Copy out each line of the material below that holds the string "name".

**** Exercise inputs

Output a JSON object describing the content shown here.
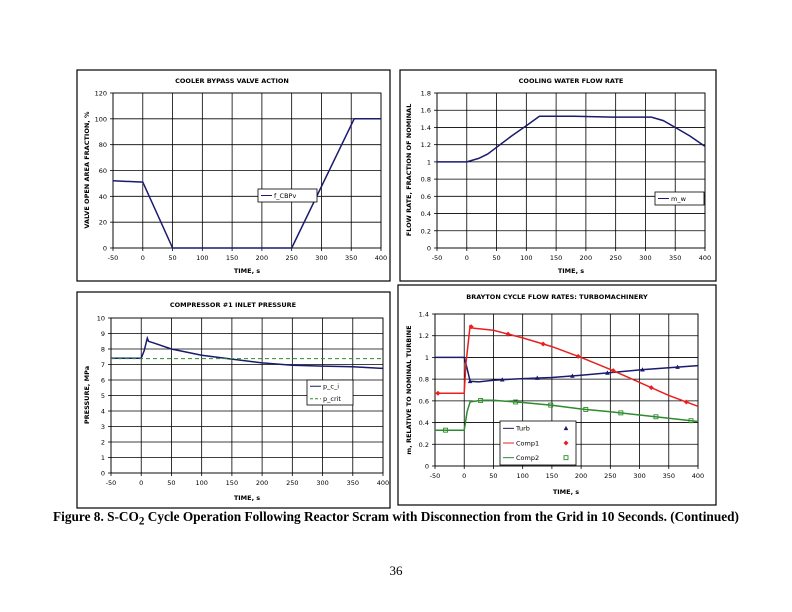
{
  "caption": {
    "prefix": "Figure 8. S-CO",
    "subscript": "2",
    "suffix": " Cycle Operation Following Reactor Scram with Disconnection from the Grid in 10 Seconds. (Continued)"
  },
  "page_number": "36",
  "chart_data": [
    {
      "type": "line",
      "title": "COOLER BYPASS VALVE ACTION",
      "xlabel": "TIME, s",
      "ylabel": "VALVE OPEN AREA FRACTION, %",
      "xlim": [
        -50,
        400
      ],
      "ylim": [
        0,
        120
      ],
      "xticks": [
        -50,
        0,
        50,
        100,
        150,
        200,
        250,
        300,
        350,
        400
      ],
      "yticks": [
        0,
        20,
        40,
        60,
        80,
        100,
        120
      ],
      "grid": true,
      "legend": "center-right",
      "series": [
        {
          "name": "f_CBPv",
          "color": "#1a1a6e",
          "style": "solid",
          "x": [
            -50,
            0,
            50,
            250,
            355,
            400
          ],
          "y": [
            52,
            51,
            0,
            0,
            100,
            100
          ]
        }
      ]
    },
    {
      "type": "line",
      "title": "COOLING WATER FLOW RATE",
      "xlabel": "TIME, s",
      "ylabel": "FLOW RATE, FRACTION OF NOMINAL",
      "xlim": [
        -50,
        400
      ],
      "ylim": [
        0,
        1.8
      ],
      "xticks": [
        -50,
        0,
        50,
        100,
        150,
        200,
        250,
        300,
        350,
        400
      ],
      "yticks": [
        0,
        0.2,
        0.4,
        0.6,
        0.8,
        1,
        1.2,
        1.4,
        1.6,
        1.8
      ],
      "grid": true,
      "legend": "right",
      "series": [
        {
          "name": "m_w",
          "color": "#1a1a6e",
          "style": "solid",
          "x": [
            -50,
            0,
            20,
            35,
            50,
            75,
            100,
            122,
            180,
            245,
            310,
            330,
            350,
            375,
            400
          ],
          "y": [
            1,
            1,
            1.04,
            1.09,
            1.17,
            1.3,
            1.42,
            1.53,
            1.53,
            1.52,
            1.52,
            1.48,
            1.4,
            1.3,
            1.18
          ]
        }
      ]
    },
    {
      "type": "line",
      "title": "COMPRESSOR #1 INLET PRESSURE",
      "xlabel": "TIME, s",
      "ylabel": "PRESSURE, MPa",
      "xlim": [
        -50,
        400
      ],
      "ylim": [
        0,
        10
      ],
      "xticks": [
        -50,
        0,
        50,
        100,
        150,
        200,
        250,
        300,
        350,
        400
      ],
      "yticks": [
        0,
        1,
        2,
        3,
        4,
        5,
        6,
        7,
        8,
        9,
        10
      ],
      "grid": true,
      "legend": "right",
      "series": [
        {
          "name": "p_c_i",
          "color": "#1a1a6e",
          "style": "solid",
          "x": [
            -50,
            0,
            5,
            10,
            12,
            20,
            50,
            100,
            150,
            200,
            250,
            300,
            350,
            400
          ],
          "y": [
            7.4,
            7.4,
            7.9,
            8.7,
            8.5,
            8.4,
            8.0,
            7.6,
            7.35,
            7.1,
            6.95,
            6.9,
            6.85,
            6.75
          ]
        },
        {
          "name": "p_crit",
          "color": "#2e8b2e",
          "style": "dashed",
          "x": [
            -50,
            400
          ],
          "y": [
            7.38,
            7.38
          ]
        }
      ]
    },
    {
      "type": "line",
      "title": "BRAYTON CYCLE FLOW RATES: TURBOMACHINERY",
      "xlabel": "TIME, s",
      "ylabel": "m, RELATIVE TO NOMINAL TURBINE",
      "xlim": [
        -50,
        400
      ],
      "ylim": [
        0,
        1.4
      ],
      "xticks": [
        -50,
        0,
        50,
        100,
        150,
        200,
        250,
        300,
        350,
        400
      ],
      "yticks": [
        0,
        0.2,
        0.4,
        0.6,
        0.8,
        1,
        1.2,
        1.4
      ],
      "grid": true,
      "legend": "bottom-left",
      "series": [
        {
          "name": "Turb",
          "color": "#1a1a6e",
          "style": "solid",
          "marker": "triangle",
          "x": [
            -50,
            0,
            5,
            10,
            25,
            50,
            100,
            150,
            200,
            250,
            300,
            350,
            400
          ],
          "y": [
            1,
            1,
            0.9,
            0.78,
            0.775,
            0.79,
            0.805,
            0.815,
            0.835,
            0.86,
            0.885,
            0.905,
            0.925
          ],
          "marker_x": [
            10,
            65,
            125,
            185,
            245,
            305,
            365
          ]
        },
        {
          "name": "Comp1",
          "color": "#e82020",
          "style": "solid",
          "marker": "diamond",
          "x": [
            -50,
            0,
            3,
            10,
            15,
            50,
            100,
            150,
            200,
            250,
            300,
            350,
            400
          ],
          "y": [
            0.67,
            0.67,
            0.95,
            1.29,
            1.27,
            1.25,
            1.18,
            1.1,
            1.0,
            0.89,
            0.77,
            0.65,
            0.55
          ],
          "marker_x": [
            -45,
            12,
            75,
            135,
            195,
            255,
            320,
            380
          ]
        },
        {
          "name": "Comp2",
          "color": "#2e8b2e",
          "style": "solid",
          "marker": "square",
          "x": [
            -50,
            0,
            5,
            10,
            30,
            50,
            100,
            150,
            200,
            250,
            300,
            350,
            400
          ],
          "y": [
            0.33,
            0.33,
            0.5,
            0.59,
            0.605,
            0.605,
            0.585,
            0.56,
            0.525,
            0.5,
            0.47,
            0.44,
            0.41
          ],
          "marker_x": [
            -32,
            28,
            88,
            148,
            208,
            268,
            328,
            388
          ]
        }
      ]
    }
  ]
}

********

**Solved exercise**.
          "name": "f_CBPv",
          "name": "m_w",
          "name": "p_c_i",
          "name": "p_crit",
          "name": "Turb",
          "name": "Comp1",
          "name": "Comp2",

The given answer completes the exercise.